*Directions for this task*
Change "bar-segment" to "stack-segment" in the lines from the one containing "bar-stack-2 (384, 50, 489, 838)" up to and including the one containing "bar-segment (610, 817, 715, 838)", leaving everything else as it is. Return only those lines.

*Data provided*
__________

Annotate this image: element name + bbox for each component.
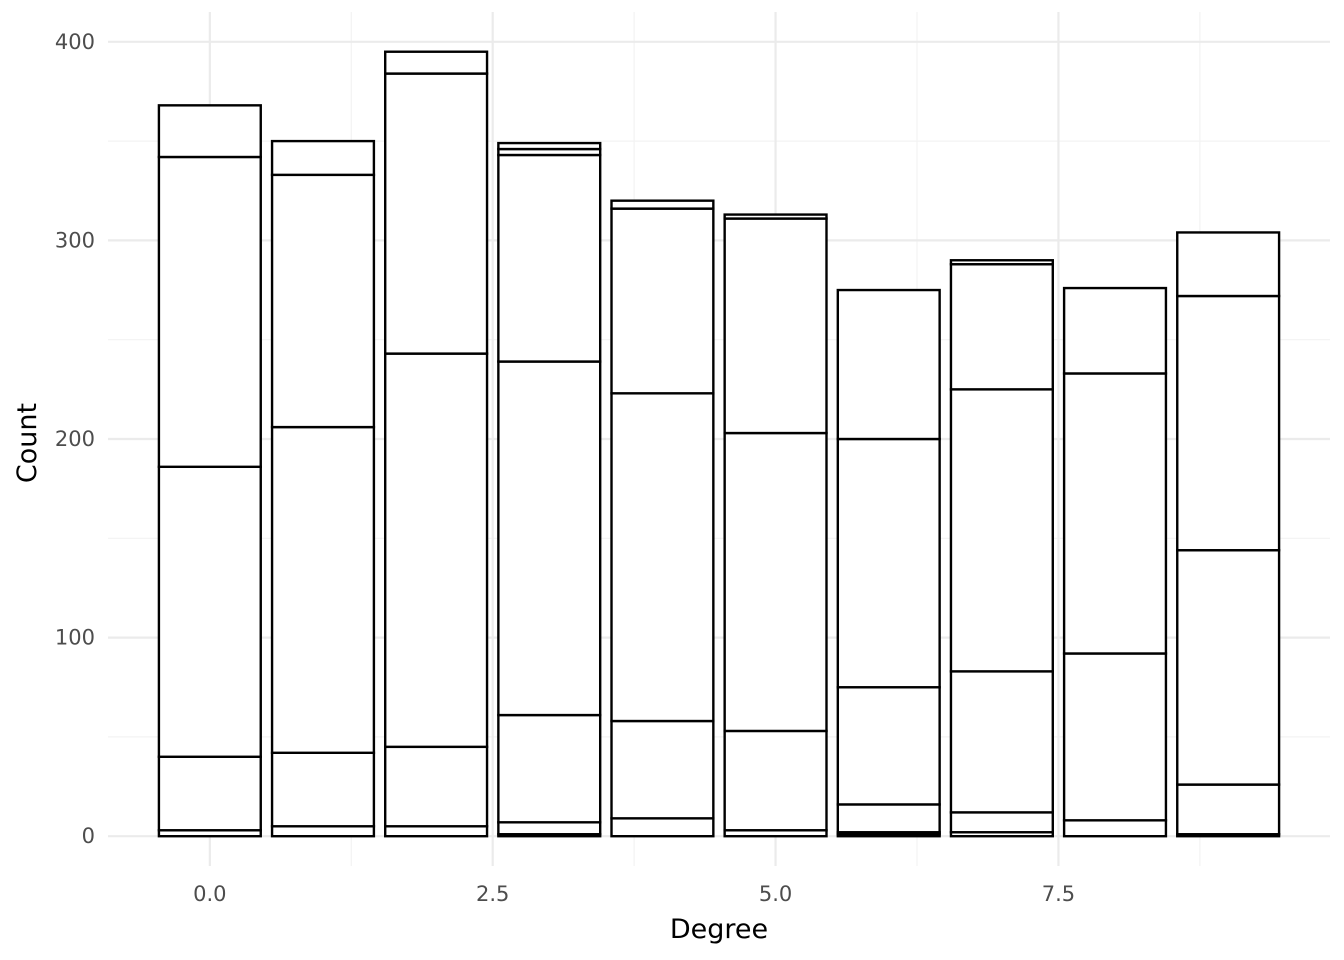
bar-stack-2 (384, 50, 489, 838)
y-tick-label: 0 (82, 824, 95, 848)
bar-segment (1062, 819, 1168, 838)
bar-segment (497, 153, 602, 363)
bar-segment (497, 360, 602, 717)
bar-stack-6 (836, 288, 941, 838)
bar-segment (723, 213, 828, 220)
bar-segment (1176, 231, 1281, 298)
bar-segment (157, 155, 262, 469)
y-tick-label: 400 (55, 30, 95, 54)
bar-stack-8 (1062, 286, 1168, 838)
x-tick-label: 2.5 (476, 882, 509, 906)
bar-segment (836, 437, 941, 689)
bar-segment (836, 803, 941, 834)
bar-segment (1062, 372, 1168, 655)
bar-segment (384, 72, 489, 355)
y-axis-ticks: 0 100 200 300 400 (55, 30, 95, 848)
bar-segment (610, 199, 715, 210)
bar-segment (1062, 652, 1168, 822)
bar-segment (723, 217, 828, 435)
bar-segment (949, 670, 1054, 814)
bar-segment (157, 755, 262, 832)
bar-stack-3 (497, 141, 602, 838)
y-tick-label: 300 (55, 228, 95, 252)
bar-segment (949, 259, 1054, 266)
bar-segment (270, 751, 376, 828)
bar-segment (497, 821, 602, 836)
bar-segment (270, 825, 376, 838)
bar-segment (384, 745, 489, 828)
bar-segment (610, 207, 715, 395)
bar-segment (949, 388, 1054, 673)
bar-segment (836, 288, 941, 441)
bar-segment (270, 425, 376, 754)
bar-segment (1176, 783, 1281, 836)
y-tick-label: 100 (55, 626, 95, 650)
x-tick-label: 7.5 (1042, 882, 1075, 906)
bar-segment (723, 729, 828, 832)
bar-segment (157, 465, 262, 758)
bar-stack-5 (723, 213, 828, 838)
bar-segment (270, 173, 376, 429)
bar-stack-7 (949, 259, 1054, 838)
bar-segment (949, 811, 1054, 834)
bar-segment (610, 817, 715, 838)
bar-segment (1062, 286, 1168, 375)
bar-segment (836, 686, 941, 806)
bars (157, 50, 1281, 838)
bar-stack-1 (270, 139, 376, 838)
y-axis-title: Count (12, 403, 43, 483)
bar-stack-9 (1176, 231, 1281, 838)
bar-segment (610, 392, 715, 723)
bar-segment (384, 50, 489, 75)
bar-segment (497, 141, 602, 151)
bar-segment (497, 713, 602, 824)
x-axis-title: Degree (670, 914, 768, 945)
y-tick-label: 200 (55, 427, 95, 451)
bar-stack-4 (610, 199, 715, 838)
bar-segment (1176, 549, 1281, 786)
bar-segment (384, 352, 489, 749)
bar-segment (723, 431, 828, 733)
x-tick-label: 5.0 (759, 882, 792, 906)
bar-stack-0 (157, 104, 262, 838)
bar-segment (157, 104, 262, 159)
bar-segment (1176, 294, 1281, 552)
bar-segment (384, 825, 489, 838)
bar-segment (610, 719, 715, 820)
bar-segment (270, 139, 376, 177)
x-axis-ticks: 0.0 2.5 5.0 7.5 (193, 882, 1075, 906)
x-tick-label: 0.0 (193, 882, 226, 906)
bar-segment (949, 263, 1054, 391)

__________

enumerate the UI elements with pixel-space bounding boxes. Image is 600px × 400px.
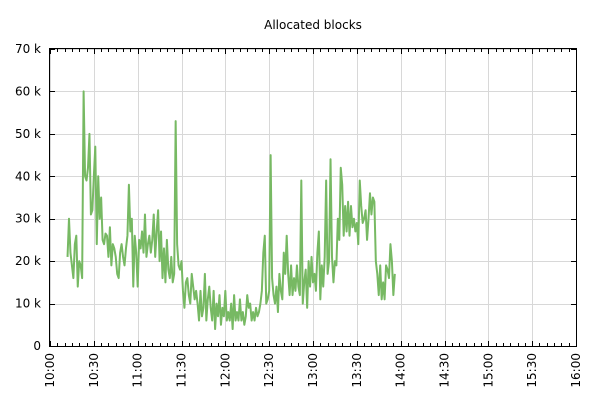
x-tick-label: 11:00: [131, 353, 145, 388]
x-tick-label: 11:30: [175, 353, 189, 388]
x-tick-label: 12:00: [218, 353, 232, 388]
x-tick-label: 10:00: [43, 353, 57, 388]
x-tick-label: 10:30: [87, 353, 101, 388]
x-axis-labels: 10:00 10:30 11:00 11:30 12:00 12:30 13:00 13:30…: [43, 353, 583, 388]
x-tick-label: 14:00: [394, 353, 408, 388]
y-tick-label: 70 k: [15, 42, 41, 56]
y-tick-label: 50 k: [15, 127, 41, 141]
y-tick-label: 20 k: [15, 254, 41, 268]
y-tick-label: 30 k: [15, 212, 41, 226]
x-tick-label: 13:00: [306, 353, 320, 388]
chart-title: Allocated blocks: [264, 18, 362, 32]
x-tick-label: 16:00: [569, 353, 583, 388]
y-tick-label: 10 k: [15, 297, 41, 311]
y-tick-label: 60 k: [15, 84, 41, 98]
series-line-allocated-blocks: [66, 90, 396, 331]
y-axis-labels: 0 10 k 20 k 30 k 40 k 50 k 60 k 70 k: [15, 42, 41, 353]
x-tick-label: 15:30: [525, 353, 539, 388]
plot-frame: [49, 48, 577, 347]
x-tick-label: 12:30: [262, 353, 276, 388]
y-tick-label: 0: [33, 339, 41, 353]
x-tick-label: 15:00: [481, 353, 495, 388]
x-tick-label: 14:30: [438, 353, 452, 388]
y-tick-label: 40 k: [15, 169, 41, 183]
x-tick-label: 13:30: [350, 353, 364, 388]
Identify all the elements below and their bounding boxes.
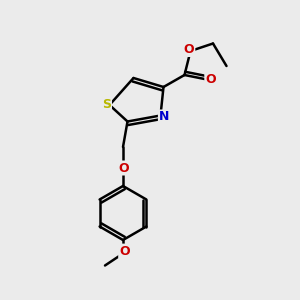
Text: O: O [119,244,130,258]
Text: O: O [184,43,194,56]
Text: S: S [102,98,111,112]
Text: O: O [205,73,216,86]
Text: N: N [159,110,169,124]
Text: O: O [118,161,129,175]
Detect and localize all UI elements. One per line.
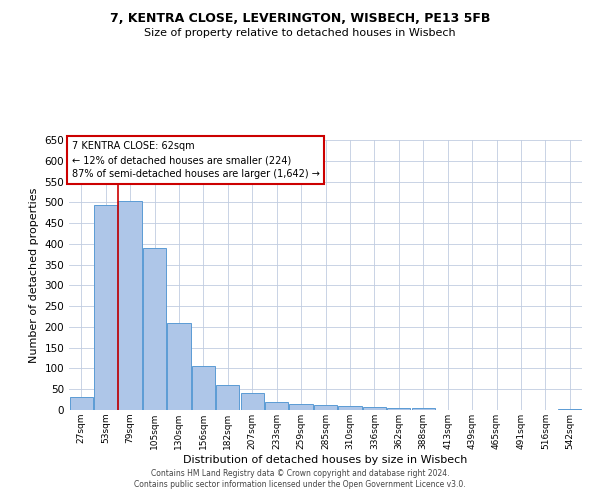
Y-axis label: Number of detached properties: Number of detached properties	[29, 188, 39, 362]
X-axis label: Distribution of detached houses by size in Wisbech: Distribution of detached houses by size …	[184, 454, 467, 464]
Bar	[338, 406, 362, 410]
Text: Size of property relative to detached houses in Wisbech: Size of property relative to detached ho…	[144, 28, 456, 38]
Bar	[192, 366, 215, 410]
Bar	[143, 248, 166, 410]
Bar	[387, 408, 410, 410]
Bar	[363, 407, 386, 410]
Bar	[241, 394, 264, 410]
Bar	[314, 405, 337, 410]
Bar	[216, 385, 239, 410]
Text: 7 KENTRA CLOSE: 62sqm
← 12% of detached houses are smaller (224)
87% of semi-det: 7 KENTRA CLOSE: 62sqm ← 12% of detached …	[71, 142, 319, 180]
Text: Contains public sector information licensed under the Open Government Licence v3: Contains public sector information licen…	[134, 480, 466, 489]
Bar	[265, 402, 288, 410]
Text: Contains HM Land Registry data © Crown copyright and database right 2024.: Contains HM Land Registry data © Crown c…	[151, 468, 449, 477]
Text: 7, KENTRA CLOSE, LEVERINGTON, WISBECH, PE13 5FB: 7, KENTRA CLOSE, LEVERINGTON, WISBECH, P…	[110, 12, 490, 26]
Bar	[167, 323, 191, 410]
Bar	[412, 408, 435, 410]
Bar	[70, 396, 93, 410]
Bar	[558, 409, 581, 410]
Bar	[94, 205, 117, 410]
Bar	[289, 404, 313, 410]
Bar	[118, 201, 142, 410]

__________

*Solution below*
bar-stack-2 (384, 50, 489, 838)
y-tick-label: 0 (82, 824, 95, 848)
stack-segment (1062, 819, 1168, 838)
stack-segment (497, 153, 602, 363)
stack-segment (497, 360, 602, 717)
bar-stack-6 (836, 288, 941, 838)
stack-segment (723, 213, 828, 220)
stack-segment (1176, 231, 1281, 298)
stack-segment (157, 155, 262, 469)
y-tick-label: 400 (55, 30, 95, 54)
bar-stack-8 (1062, 286, 1168, 838)
x-tick-label: 2.5 (476, 882, 509, 906)
stack-segment (836, 437, 941, 689)
stack-segment (836, 803, 941, 834)
stack-segment (1062, 372, 1168, 655)
stack-segment (384, 72, 489, 355)
y-axis-ticks: 0 100 200 300 400 (55, 30, 95, 848)
stack-segment (610, 199, 715, 210)
stack-segment (1062, 652, 1168, 822)
stack-segment (723, 217, 828, 435)
stack-segment (949, 670, 1054, 814)
stack-segment (157, 755, 262, 832)
bar-stack-3 (497, 141, 602, 838)
y-tick-label: 300 (55, 228, 95, 252)
stack-segment (949, 259, 1054, 266)
stack-segment (270, 751, 376, 828)
stack-segment (497, 821, 602, 836)
stack-segment (270, 825, 376, 838)
stack-segment (384, 745, 489, 828)
stack-segment (610, 207, 715, 395)
stack-segment (949, 388, 1054, 673)
stack-segment (836, 288, 941, 441)
stack-segment (270, 425, 376, 754)
stack-segment (1176, 783, 1281, 836)
y-tick-label: 100 (55, 626, 95, 650)
x-tick-label: 7.5 (1042, 882, 1075, 906)
stack-segment (723, 729, 828, 832)
stack-segment (157, 465, 262, 758)
bar-stack-5 (723, 213, 828, 838)
stack-segment (270, 173, 376, 429)
bar-stack-7 (949, 259, 1054, 838)
stack-segment (949, 811, 1054, 834)
stack-segment (610, 817, 715, 838)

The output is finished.